*Aim*
Pictures stay out of the copy; restate everything else in the material exactly.

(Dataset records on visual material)
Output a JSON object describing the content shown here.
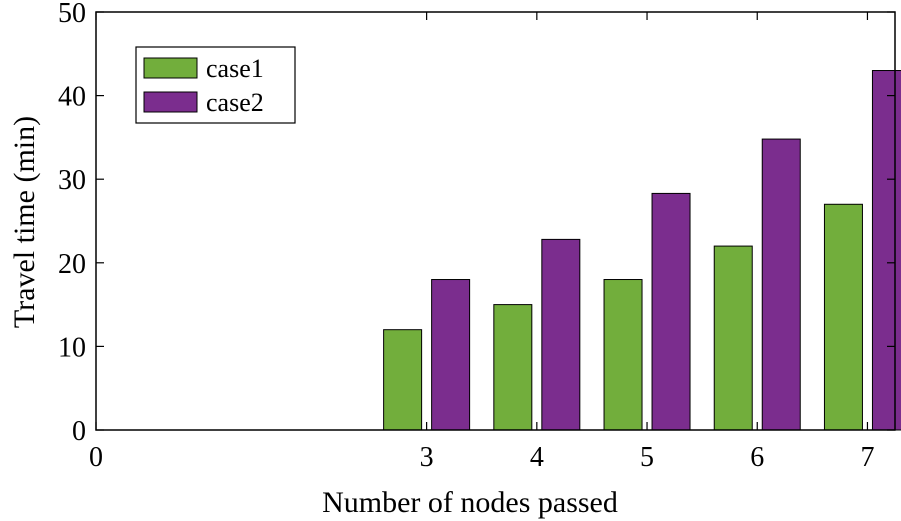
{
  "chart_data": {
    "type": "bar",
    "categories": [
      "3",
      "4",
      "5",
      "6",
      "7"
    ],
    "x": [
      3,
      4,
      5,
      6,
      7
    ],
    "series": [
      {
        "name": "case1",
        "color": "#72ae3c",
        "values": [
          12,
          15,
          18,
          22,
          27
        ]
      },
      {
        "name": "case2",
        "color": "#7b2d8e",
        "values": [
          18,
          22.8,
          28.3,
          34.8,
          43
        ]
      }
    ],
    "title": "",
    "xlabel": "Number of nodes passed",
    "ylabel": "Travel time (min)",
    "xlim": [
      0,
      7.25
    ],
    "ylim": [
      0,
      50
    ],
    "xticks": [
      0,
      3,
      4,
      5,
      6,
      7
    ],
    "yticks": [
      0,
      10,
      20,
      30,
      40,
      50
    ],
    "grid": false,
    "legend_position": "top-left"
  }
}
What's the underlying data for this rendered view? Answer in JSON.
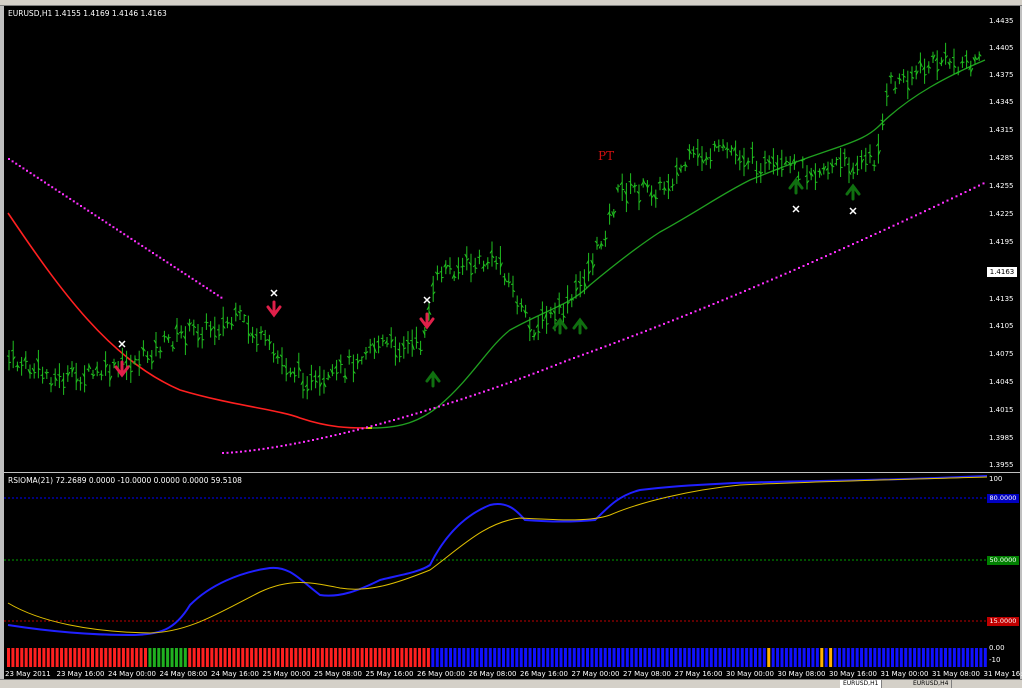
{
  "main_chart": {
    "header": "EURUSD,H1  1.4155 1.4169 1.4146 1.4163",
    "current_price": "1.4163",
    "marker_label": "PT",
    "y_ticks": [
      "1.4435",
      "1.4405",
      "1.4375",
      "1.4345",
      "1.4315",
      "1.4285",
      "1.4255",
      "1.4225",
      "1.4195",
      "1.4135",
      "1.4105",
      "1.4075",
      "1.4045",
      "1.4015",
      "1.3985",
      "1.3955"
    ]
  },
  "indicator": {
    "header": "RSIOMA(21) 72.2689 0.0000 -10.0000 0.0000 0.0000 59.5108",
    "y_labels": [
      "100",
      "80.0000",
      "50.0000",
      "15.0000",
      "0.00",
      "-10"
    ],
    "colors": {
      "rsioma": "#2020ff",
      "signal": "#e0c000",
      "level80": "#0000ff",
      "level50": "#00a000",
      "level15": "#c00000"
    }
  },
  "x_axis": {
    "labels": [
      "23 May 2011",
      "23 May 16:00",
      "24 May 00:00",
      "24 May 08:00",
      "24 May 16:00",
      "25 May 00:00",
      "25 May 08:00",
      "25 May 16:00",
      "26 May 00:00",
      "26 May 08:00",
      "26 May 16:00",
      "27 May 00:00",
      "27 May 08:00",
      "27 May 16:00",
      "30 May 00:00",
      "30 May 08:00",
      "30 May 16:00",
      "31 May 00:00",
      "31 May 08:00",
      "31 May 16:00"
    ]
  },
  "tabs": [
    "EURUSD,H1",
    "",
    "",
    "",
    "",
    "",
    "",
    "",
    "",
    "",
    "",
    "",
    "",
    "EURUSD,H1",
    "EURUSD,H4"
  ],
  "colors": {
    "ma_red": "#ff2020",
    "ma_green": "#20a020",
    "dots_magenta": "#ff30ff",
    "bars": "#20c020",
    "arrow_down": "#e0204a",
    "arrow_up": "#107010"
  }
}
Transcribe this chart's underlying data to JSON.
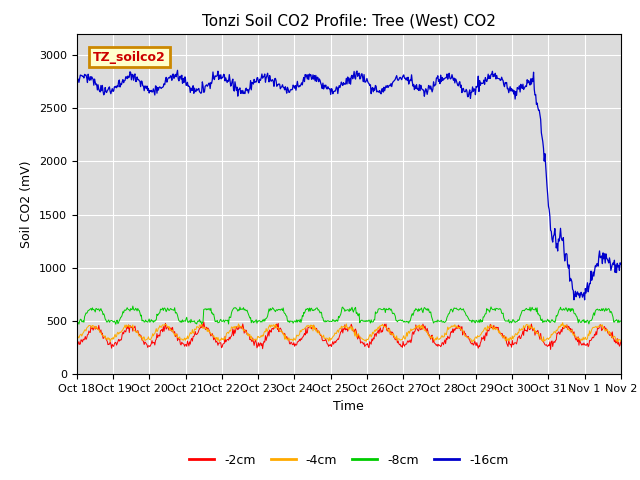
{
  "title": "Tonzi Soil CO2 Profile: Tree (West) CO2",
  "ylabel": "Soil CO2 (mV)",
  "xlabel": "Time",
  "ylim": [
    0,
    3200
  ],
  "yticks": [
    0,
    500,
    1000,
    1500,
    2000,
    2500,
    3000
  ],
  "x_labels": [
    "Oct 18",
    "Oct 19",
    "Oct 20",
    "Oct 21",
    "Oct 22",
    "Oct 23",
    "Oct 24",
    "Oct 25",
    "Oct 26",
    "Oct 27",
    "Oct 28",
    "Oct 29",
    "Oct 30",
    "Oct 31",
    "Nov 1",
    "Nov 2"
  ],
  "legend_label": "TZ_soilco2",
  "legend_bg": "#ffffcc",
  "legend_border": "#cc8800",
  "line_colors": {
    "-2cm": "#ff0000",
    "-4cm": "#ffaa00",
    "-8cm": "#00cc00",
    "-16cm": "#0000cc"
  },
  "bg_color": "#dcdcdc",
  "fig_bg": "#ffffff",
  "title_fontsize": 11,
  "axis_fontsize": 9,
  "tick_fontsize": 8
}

*Answer in full*
Output a JSON object describing the content shown here.
{
  "chart_data": {
    "type": "bar",
    "categories": [
      "3",
      "4",
      "5",
      "6",
      "7"
    ],
    "x": [
      3,
      4,
      5,
      6,
      7
    ],
    "series": [
      {
        "name": "case1",
        "color": "#72ae3c",
        "values": [
          12,
          15,
          18,
          22,
          27
        ]
      },
      {
        "name": "case2",
        "color": "#7b2d8e",
        "values": [
          18,
          22.8,
          28.3,
          34.8,
          43
        ]
      }
    ],
    "title": "",
    "xlabel": "Number of nodes passed",
    "ylabel": "Travel time (min)",
    "xlim": [
      0,
      7.25
    ],
    "ylim": [
      0,
      50
    ],
    "xticks": [
      0,
      3,
      4,
      5,
      6,
      7
    ],
    "yticks": [
      0,
      10,
      20,
      30,
      40,
      50
    ],
    "grid": false,
    "legend_position": "top-left"
  }
}
What's the underlying data for this rendered view? Answer in JSON.
{
  "main_chart": {
    "header": "EURUSD,H1  1.4155 1.4169 1.4146 1.4163",
    "current_price": "1.4163",
    "marker_label": "PT",
    "y_ticks": [
      "1.4435",
      "1.4405",
      "1.4375",
      "1.4345",
      "1.4315",
      "1.4285",
      "1.4255",
      "1.4225",
      "1.4195",
      "1.4135",
      "1.4105",
      "1.4075",
      "1.4045",
      "1.4015",
      "1.3985",
      "1.3955"
    ]
  },
  "indicator": {
    "header": "RSIOMA(21) 72.2689 0.0000 -10.0000 0.0000 0.0000 59.5108",
    "y_labels": [
      "100",
      "80.0000",
      "50.0000",
      "15.0000",
      "0.00",
      "-10"
    ],
    "colors": {
      "rsioma": "#2020ff",
      "signal": "#e0c000",
      "level80": "#0000ff",
      "level50": "#00a000",
      "level15": "#c00000"
    }
  },
  "x_axis": {
    "labels": [
      "23 May 2011",
      "23 May 16:00",
      "24 May 00:00",
      "24 May 08:00",
      "24 May 16:00",
      "25 May 00:00",
      "25 May 08:00",
      "25 May 16:00",
      "26 May 00:00",
      "26 May 08:00",
      "26 May 16:00",
      "27 May 00:00",
      "27 May 08:00",
      "27 May 16:00",
      "30 May 00:00",
      "30 May 08:00",
      "30 May 16:00",
      "31 May 00:00",
      "31 May 08:00",
      "31 May 16:00"
    ]
  },
  "tabs": [
    "EURUSD,H1",
    "",
    "",
    "",
    "",
    "",
    "",
    "",
    "",
    "",
    "",
    "",
    "",
    "EURUSD,H1",
    "EURUSD,H4"
  ],
  "colors": {
    "ma_red": "#ff2020",
    "ma_green": "#20a020",
    "dots_magenta": "#ff30ff",
    "bars": "#20c020",
    "arrow_down": "#e0204a",
    "arrow_up": "#107010"
  }
}
Transcribe this chart's underlying data to JSON.
{
  "title": "Tonzi Soil CO2 Profile: Tree (West) CO2",
  "ylabel": "Soil CO2 (mV)",
  "xlabel": "Time",
  "ylim": [
    0,
    3200
  ],
  "yticks": [
    0,
    500,
    1000,
    1500,
    2000,
    2500,
    3000
  ],
  "x_labels": [
    "Oct 18",
    "Oct 19",
    "Oct 20",
    "Oct 21",
    "Oct 22",
    "Oct 23",
    "Oct 24",
    "Oct 25",
    "Oct 26",
    "Oct 27",
    "Oct 28",
    "Oct 29",
    "Oct 30",
    "Oct 31",
    "Nov 1",
    "Nov 2"
  ],
  "legend_label": "TZ_soilco2",
  "legend_bg": "#ffffcc",
  "legend_border": "#cc8800",
  "line_colors": {
    "-2cm": "#ff0000",
    "-4cm": "#ffaa00",
    "-8cm": "#00cc00",
    "-16cm": "#0000cc"
  },
  "bg_color": "#dcdcdc",
  "fig_bg": "#ffffff",
  "title_fontsize": 11,
  "axis_fontsize": 9,
  "tick_fontsize": 8
}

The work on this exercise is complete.